**ASSIGNMENT:**
Reproduce every line of the listing below exactly.

Start of DATA FOR PROCESSING

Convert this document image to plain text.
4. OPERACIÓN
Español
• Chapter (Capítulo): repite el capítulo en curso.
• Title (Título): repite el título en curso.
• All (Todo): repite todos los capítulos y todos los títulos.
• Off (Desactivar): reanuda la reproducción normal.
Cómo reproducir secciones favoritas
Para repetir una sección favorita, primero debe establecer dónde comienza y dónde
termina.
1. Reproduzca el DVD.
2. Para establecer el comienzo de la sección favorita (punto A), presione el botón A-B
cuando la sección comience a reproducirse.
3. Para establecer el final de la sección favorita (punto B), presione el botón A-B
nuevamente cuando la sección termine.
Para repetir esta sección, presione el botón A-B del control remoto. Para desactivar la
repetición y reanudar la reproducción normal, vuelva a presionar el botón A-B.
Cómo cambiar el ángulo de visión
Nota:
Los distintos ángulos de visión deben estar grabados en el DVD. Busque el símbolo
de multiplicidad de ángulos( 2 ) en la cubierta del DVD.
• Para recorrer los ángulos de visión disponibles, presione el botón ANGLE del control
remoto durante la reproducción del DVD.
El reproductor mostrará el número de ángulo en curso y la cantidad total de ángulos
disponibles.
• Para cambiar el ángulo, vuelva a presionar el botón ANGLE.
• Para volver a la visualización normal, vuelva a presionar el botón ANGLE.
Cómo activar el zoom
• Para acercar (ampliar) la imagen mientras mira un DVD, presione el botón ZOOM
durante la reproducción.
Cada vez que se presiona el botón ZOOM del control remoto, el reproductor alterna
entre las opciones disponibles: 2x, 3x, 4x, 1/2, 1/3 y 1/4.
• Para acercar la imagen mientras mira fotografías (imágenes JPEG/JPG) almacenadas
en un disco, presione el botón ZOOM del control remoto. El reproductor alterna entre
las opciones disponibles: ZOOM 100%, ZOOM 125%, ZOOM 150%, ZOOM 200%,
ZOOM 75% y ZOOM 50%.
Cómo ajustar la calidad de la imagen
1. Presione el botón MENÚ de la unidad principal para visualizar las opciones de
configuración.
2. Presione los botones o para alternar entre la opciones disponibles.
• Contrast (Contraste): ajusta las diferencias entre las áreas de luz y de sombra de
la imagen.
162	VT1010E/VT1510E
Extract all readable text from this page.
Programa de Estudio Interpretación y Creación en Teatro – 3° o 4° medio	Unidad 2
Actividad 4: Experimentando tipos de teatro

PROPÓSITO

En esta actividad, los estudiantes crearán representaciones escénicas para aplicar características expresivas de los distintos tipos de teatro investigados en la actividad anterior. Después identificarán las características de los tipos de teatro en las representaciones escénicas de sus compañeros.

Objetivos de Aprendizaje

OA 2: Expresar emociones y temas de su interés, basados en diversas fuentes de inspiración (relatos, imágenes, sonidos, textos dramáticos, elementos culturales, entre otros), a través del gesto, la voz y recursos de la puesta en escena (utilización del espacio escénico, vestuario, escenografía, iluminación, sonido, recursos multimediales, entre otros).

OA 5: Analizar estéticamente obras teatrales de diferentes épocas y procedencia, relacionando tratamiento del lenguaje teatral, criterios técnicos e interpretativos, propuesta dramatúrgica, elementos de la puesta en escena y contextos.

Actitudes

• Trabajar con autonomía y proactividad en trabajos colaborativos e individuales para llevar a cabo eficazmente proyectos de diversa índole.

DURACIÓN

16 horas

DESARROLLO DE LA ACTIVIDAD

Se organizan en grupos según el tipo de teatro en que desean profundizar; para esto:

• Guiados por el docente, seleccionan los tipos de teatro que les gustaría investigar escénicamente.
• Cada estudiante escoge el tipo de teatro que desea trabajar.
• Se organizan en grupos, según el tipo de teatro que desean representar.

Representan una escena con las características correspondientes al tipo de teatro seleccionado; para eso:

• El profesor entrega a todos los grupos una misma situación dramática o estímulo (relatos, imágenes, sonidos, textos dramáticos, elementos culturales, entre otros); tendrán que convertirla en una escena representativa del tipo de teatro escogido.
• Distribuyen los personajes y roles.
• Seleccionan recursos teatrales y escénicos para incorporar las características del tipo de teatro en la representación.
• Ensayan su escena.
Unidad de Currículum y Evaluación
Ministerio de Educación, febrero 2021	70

End of DATA FOR PROCESSING

**EXPECTED OUTPUT:**
Convert this document image to plain text.
4. OPERACIÓN
Español
• Chapter (Capítulo): repite el capítulo en curso.
• Title (Título): repite el título en curso.
• All (Todo): repite todos los capítulos y todos los títulos.
• Off (Desactivar): reanuda la reproducción normal.
Cómo reproducir secciones favoritas
Para repetir una sección favorita, primero debe establecer dónde comienza y dónde
termina.
1. Reproduzca el DVD.
2. Para establecer el comienzo de la sección favorita (punto A), presione el botón A-B
cuando la sección comience a reproducirse.
3. Para establecer el final de la sección favorita (punto B), presione el botón A-B
nuevamente cuando la sección termine.
Para repetir esta sección, presione el botón A-B del control remoto. Para desactivar la
repetición y reanudar la reproducción normal, vuelva a presionar el botón A-B.
Cómo cambiar el ángulo de visión
Nota:
Los distintos ángulos de visión deben estar grabados en el DVD. Busque el símbolo
de multiplicidad de ángulos( 2 ) en la cubierta del DVD.
• Para recorrer los ángulos de visión disponibles, presione el botón ANGLE del control
remoto durante la reproducción del DVD.
El reproductor mostrará el número de ángulo en curso y la cantidad total de ángulos
disponibles.
• Para cambiar el ángulo, vuelva a presionar el botón ANGLE.
• Para volver a la visualización normal, vuelva a presionar el botón ANGLE.
Cómo activar el zoom
• Para acercar (ampliar) la imagen mientras mira un DVD, presione el botón ZOOM
durante la reproducción.
Cada vez que se presiona el botón ZOOM del control remoto, el reproductor alterna
entre las opciones disponibles: 2x, 3x, 4x, 1/2, 1/3 y 1/4.
• Para acercar la imagen mientras mira fotografías (imágenes JPEG/JPG) almacenadas
en un disco, presione el botón ZOOM del control remoto. El reproductor alterna entre
las opciones disponibles: ZOOM 100%, ZOOM 125%, ZOOM 150%, ZOOM 200%,
ZOOM 75% y ZOOM 50%.
Cómo ajustar la calidad de la imagen
1. Presione el botón MENÚ de la unidad principal para visualizar las opciones de
configuración.
2. Presione los botones o para alternar entre la opciones disponibles.
• Contrast (Contraste): ajusta las diferencias entre las áreas de luz y de sombra de
la imagen.
162	VT1010E/VT1510E
Extract all readable text from this page.
Programa de Estudio Interpretación y Creación en Teatro – 3° o 4° medio	Unidad 2
Actividad 4: Experimentando tipos de teatro

PROPÓSITO

En esta actividad, los estudiantes crearán representaciones escénicas para aplicar características expresivas de los distintos tipos de teatro investigados en la actividad anterior. Después identificarán las características de los tipos de teatro en las representaciones escénicas de sus compañeros.

Objetivos de Aprendizaje

OA 2: Expresar emociones y temas de su interés, basados en diversas fuentes de inspiración (relatos, imágenes, sonidos, textos dramáticos, elementos culturales, entre otros), a través del gesto, la voz y recursos de la puesta en escena (utilización del espacio escénico, vestuario, escenografía, iluminación, sonido, recursos multimediales, entre otros).

OA 5: Analizar estéticamente obras teatrales de diferentes épocas y procedencia, relacionando tratamiento del lenguaje teatral, criterios técnicos e interpretativos, propuesta dramatúrgica, elementos de la puesta en escena y contextos.

Actitudes

• Trabajar con autonomía y proactividad en trabajos colaborativos e individuales para llevar a cabo eficazmente proyectos de diversa índole.

DURACIÓN

16 horas

DESARROLLO DE LA ACTIVIDAD

Se organizan en grupos según el tipo de teatro en que desean profundizar; para esto:

• Guiados por el docente, seleccionan los tipos de teatro que les gustaría investigar escénicamente.
• Cada estudiante escoge el tipo de teatro que desea trabajar.
• Se organizan en grupos, según el tipo de teatro que desean representar.

Representan una escena con las características correspondientes al tipo de teatro seleccionado; para eso:

• El profesor entrega a todos los grupos una misma situación dramática o estímulo (relatos, imágenes, sonidos, textos dramáticos, elementos culturales, entre otros); tendrán que convertirla en una escena representativa del tipo de teatro escogido.
• Distribuyen los personajes y roles.
• Seleccionan recursos teatrales y escénicos para incorporar las características del tipo de teatro en la representación.
• Ensayan su escena.
Unidad de Currículum y Evaluación
Ministerio de Educación, febrero 2021	70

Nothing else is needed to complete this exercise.